[Source records]
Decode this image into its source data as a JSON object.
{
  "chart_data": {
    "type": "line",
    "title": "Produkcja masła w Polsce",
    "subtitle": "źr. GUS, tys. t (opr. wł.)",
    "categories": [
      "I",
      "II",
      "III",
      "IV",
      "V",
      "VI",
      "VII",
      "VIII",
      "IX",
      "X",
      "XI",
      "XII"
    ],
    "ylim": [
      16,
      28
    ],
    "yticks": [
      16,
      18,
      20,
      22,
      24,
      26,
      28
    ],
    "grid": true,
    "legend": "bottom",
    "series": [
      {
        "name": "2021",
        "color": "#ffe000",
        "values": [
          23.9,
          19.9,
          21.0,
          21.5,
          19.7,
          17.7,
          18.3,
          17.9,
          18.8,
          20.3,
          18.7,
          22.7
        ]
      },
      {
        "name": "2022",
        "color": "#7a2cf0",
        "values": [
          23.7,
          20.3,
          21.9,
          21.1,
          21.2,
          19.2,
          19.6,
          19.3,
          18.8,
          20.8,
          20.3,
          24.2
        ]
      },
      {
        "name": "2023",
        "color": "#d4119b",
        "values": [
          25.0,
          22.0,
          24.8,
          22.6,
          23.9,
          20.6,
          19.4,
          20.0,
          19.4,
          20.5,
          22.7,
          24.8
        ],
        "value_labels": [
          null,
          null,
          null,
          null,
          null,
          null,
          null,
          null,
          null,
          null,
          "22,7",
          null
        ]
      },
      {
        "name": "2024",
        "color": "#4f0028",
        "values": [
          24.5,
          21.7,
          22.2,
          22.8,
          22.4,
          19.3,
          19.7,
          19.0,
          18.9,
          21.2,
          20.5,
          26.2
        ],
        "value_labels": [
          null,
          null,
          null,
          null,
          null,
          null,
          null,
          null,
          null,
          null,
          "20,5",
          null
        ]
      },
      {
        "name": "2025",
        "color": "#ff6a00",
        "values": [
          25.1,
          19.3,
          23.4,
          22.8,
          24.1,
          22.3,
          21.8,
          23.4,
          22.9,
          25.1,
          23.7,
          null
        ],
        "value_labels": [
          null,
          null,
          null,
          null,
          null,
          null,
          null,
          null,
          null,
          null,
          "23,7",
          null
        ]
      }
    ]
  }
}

> [PROBLEM STATEMENT]: Write every record out again, unaltered.

> [SOLUTION TO THIS EXERCISE]:
Decode this image into its source data as a JSON object.
{
  "chart_data": {
    "type": "line",
    "title": "Produkcja masła w Polsce",
    "subtitle": "źr. GUS, tys. t (opr. wł.)",
    "categories": [
      "I",
      "II",
      "III",
      "IV",
      "V",
      "VI",
      "VII",
      "VIII",
      "IX",
      "X",
      "XI",
      "XII"
    ],
    "ylim": [
      16,
      28
    ],
    "yticks": [
      16,
      18,
      20,
      22,
      24,
      26,
      28
    ],
    "grid": true,
    "legend": "bottom",
    "series": [
      {
        "name": "2021",
        "color": "#ffe000",
        "values": [
          23.9,
          19.9,
          21.0,
          21.5,
          19.7,
          17.7,
          18.3,
          17.9,
          18.8,
          20.3,
          18.7,
          22.7
        ]
      },
      {
        "name": "2022",
        "color": "#7a2cf0",
        "values": [
          23.7,
          20.3,
          21.9,
          21.1,
          21.2,
          19.2,
          19.6,
          19.3,
          18.8,
          20.8,
          20.3,
          24.2
        ]
      },
      {
        "name": "2023",
        "color": "#d4119b",
        "values": [
          25.0,
          22.0,
          24.8,
          22.6,
          23.9,
          20.6,
          19.4,
          20.0,
          19.4,
          20.5,
          22.7,
          24.8
        ],
        "value_labels": [
          null,
          null,
          null,
          null,
          null,
          null,
          null,
          null,
          null,
          null,
          "22,7",
          null
        ]
      },
      {
        "name": "2024",
        "color": "#4f0028",
        "values": [
          24.5,
          21.7,
          22.2,
          22.8,
          22.4,
          19.3,
          19.7,
          19.0,
          18.9,
          21.2,
          20.5,
          26.2
        ],
        "value_labels": [
          null,
          null,
          null,
          null,
          null,
          null,
          null,
          null,
          null,
          null,
          "20,5",
          null
        ]
      },
      {
        "name": "2025",
        "color": "#ff6a00",
        "values": [
          25.1,
          19.3,
          23.4,
          22.8,
          24.1,
          22.3,
          21.8,
          23.4,
          22.9,
          25.1,
          23.7,
          null
        ],
        "value_labels": [
          null,
          null,
          null,
          null,
          null,
          null,
          null,
          null,
          null,
          null,
          "23,7",
          null
        ]
      }
    ]
  }
}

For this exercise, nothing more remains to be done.